== ENTRIES ==

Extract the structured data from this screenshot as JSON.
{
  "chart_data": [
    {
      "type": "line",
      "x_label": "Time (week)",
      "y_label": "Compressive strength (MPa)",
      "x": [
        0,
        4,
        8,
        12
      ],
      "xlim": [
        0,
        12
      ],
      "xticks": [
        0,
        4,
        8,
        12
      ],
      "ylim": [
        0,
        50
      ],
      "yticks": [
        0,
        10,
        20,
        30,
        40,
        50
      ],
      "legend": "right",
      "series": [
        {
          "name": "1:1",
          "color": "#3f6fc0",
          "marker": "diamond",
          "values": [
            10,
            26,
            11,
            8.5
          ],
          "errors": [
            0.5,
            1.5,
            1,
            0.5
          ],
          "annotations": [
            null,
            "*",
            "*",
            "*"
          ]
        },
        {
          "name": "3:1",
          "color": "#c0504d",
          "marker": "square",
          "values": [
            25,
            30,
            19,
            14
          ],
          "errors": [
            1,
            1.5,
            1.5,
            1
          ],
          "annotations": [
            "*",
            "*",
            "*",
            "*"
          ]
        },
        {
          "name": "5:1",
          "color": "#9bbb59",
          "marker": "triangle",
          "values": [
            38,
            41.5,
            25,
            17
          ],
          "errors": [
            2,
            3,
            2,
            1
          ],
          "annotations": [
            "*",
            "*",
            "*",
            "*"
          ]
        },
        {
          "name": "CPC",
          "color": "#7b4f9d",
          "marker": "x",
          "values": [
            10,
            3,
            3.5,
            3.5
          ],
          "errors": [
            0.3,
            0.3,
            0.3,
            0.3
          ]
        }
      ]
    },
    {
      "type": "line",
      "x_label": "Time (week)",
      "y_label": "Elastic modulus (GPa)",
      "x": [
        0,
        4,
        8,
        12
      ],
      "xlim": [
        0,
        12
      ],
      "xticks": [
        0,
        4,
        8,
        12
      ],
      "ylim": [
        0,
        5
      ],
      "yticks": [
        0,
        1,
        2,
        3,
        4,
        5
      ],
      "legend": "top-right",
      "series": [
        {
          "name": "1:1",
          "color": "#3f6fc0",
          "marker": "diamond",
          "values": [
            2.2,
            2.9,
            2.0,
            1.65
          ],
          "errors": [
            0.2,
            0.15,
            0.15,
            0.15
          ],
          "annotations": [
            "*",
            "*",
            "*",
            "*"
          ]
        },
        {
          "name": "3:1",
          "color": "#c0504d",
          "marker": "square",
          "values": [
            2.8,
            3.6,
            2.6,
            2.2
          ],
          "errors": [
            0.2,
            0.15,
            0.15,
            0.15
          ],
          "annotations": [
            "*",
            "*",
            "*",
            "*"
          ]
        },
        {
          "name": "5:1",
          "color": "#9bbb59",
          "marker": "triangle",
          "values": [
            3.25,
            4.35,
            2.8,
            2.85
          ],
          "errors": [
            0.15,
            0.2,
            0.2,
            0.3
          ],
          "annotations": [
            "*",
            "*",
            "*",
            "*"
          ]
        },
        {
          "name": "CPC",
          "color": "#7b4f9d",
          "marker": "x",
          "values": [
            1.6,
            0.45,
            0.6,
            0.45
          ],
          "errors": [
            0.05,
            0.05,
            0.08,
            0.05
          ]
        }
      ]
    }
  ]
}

===

- _WHAT YOU ARE ASKED TO DO_
Write out all the records above again, exactly as they stand.

- _RESPONSE TO THIS TASK_
Extract the structured data from this screenshot as JSON.
{
  "chart_data": [
    {
      "type": "line",
      "x_label": "Time (week)",
      "y_label": "Compressive strength (MPa)",
      "x": [
        0,
        4,
        8,
        12
      ],
      "xlim": [
        0,
        12
      ],
      "xticks": [
        0,
        4,
        8,
        12
      ],
      "ylim": [
        0,
        50
      ],
      "yticks": [
        0,
        10,
        20,
        30,
        40,
        50
      ],
      "legend": "right",
      "series": [
        {
          "name": "1:1",
          "color": "#3f6fc0",
          "marker": "diamond",
          "values": [
            10,
            26,
            11,
            8.5
          ],
          "errors": [
            0.5,
            1.5,
            1,
            0.5
          ],
          "annotations": [
            null,
            "*",
            "*",
            "*"
          ]
        },
        {
          "name": "3:1",
          "color": "#c0504d",
          "marker": "square",
          "values": [
            25,
            30,
            19,
            14
          ],
          "errors": [
            1,
            1.5,
            1.5,
            1
          ],
          "annotations": [
            "*",
            "*",
            "*",
            "*"
          ]
        },
        {
          "name": "5:1",
          "color": "#9bbb59",
          "marker": "triangle",
          "values": [
            38,
            41.5,
            25,
            17
          ],
          "errors": [
            2,
            3,
            2,
            1
          ],
          "annotations": [
            "*",
            "*",
            "*",
            "*"
          ]
        },
        {
          "name": "CPC",
          "color": "#7b4f9d",
          "marker": "x",
          "values": [
            10,
            3,
            3.5,
            3.5
          ],
          "errors": [
            0.3,
            0.3,
            0.3,
            0.3
          ]
        }
      ]
    },
    {
      "type": "line",
      "x_label": "Time (week)",
      "y_label": "Elastic modulus (GPa)",
      "x": [
        0,
        4,
        8,
        12
      ],
      "xlim": [
        0,
        12
      ],
      "xticks": [
        0,
        4,
        8,
        12
      ],
      "ylim": [
        0,
        5
      ],
      "yticks": [
        0,
        1,
        2,
        3,
        4,
        5
      ],
      "legend": "top-right",
      "series": [
        {
          "name": "1:1",
          "color": "#3f6fc0",
          "marker": "diamond",
          "values": [
            2.2,
            2.9,
            2.0,
            1.65
          ],
          "errors": [
            0.2,
            0.15,
            0.15,
            0.15
          ],
          "annotations": [
            "*",
            "*",
            "*",
            "*"
          ]
        },
        {
          "name": "3:1",
          "color": "#c0504d",
          "marker": "square",
          "values": [
            2.8,
            3.6,
            2.6,
            2.2
          ],
          "errors": [
            0.2,
            0.15,
            0.15,
            0.15
          ],
          "annotations": [
            "*",
            "*",
            "*",
            "*"
          ]
        },
        {
          "name": "5:1",
          "color": "#9bbb59",
          "marker": "triangle",
          "values": [
            3.25,
            4.35,
            2.8,
            2.85
          ],
          "errors": [
            0.15,
            0.2,
            0.2,
            0.3
          ],
          "annotations": [
            "*",
            "*",
            "*",
            "*"
          ]
        },
        {
          "name": "CPC",
          "color": "#7b4f9d",
          "marker": "x",
          "values": [
            1.6,
            0.45,
            0.6,
            0.45
          ],
          "errors": [
            0.05,
            0.05,
            0.08,
            0.05
          ]
        }
      ]
    }
  ]
}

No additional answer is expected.